Exercise details: Find the line containing "Decode this image". Retype it and every line after it through the end of the entries, exactly as written, with nothing added.

Exercise materials:
··········
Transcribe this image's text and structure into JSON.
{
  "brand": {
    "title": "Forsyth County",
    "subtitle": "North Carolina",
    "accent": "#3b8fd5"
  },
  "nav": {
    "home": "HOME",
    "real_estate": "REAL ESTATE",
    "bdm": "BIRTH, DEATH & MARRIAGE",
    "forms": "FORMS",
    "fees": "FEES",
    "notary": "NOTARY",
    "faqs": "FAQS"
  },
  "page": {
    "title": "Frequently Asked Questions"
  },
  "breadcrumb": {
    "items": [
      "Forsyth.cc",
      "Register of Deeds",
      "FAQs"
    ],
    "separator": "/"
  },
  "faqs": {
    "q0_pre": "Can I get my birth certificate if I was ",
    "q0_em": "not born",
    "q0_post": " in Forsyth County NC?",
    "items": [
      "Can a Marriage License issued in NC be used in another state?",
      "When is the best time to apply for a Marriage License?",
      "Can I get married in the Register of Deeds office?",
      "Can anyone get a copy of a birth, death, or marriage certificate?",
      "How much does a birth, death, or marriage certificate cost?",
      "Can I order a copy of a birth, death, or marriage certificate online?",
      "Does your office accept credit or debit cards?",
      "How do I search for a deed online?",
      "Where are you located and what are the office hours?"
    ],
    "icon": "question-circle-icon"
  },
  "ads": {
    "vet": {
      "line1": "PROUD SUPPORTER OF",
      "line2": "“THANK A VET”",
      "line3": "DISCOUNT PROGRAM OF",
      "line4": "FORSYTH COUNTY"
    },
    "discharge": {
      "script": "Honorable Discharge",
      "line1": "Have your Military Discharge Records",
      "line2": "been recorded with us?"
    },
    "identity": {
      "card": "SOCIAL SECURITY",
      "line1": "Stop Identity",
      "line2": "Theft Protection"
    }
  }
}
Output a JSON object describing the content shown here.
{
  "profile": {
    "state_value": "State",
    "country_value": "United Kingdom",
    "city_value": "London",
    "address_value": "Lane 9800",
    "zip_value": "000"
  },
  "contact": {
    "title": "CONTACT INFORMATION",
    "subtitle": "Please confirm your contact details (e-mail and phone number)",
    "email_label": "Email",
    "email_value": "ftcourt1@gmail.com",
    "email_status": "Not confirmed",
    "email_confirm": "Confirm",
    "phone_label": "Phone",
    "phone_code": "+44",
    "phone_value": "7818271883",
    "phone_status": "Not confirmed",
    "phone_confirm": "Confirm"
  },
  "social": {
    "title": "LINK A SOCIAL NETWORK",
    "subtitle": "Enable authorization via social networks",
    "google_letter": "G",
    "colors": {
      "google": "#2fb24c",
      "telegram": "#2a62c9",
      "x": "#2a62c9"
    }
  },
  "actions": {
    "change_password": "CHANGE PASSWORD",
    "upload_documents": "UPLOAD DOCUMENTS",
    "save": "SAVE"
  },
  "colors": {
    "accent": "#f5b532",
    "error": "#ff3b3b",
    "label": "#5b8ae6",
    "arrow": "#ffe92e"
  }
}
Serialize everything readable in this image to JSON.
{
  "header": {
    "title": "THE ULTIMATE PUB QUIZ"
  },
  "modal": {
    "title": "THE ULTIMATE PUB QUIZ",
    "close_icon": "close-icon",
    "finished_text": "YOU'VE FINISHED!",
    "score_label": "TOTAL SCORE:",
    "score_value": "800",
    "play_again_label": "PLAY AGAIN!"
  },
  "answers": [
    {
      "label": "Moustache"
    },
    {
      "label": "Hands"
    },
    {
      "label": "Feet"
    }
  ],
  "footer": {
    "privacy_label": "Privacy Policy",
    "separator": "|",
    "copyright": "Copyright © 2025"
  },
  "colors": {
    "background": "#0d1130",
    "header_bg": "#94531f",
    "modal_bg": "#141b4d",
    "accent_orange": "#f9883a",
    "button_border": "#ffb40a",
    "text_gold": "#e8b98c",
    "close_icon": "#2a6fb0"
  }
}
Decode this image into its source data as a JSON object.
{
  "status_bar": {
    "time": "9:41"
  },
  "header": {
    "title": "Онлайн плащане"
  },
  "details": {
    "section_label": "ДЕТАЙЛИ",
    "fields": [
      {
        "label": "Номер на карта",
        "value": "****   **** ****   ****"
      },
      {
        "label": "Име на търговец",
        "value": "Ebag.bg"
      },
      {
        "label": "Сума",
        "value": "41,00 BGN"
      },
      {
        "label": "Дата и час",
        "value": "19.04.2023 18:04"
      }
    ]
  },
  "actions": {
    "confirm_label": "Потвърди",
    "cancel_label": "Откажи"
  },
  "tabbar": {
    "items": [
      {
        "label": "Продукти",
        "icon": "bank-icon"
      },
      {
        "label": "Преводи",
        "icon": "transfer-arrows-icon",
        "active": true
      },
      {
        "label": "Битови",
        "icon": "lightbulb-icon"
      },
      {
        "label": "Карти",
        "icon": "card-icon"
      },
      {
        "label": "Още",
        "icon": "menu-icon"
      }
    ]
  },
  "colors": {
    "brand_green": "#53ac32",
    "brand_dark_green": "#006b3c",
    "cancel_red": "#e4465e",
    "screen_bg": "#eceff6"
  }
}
··········
Exercise response:
Decode this image into its source data as a JSON object.
{
  "status_bar": {
    "time": "9:41"
  },
  "header": {
    "title": "Онлайн плащане"
  },
  "details": {
    "section_label": "ДЕТАЙЛИ",
    "fields": [
      {
        "label": "Номер на карта",
        "value": "****   **** ****   ****"
      },
      {
        "label": "Име на търговец",
        "value": "Ebag.bg"
      },
      {
        "label": "Сума",
        "value": "41,00 BGN"
      },
      {
        "label": "Дата и час",
        "value": "19.04.2023 18:04"
      }
    ]
  },
  "actions": {
    "confirm_label": "Потвърди",
    "cancel_label": "Откажи"
  },
  "tabbar": {
    "items": [
      {
        "label": "Продукти",
        "icon": "bank-icon"
      },
      {
        "label": "Преводи",
        "icon": "transfer-arrows-icon",
        "active": true
      },
      {
        "label": "Битови",
        "icon": "lightbulb-icon"
      },
      {
        "label": "Карти",
        "icon": "card-icon"
      },
      {
        "label": "Още",
        "icon": "menu-icon"
      }
    ]
  },
  "colors": {
    "brand_green": "#53ac32",
    "brand_dark_green": "#006b3c",
    "cancel_red": "#e4465e",
    "screen_bg": "#eceff6"
  }
}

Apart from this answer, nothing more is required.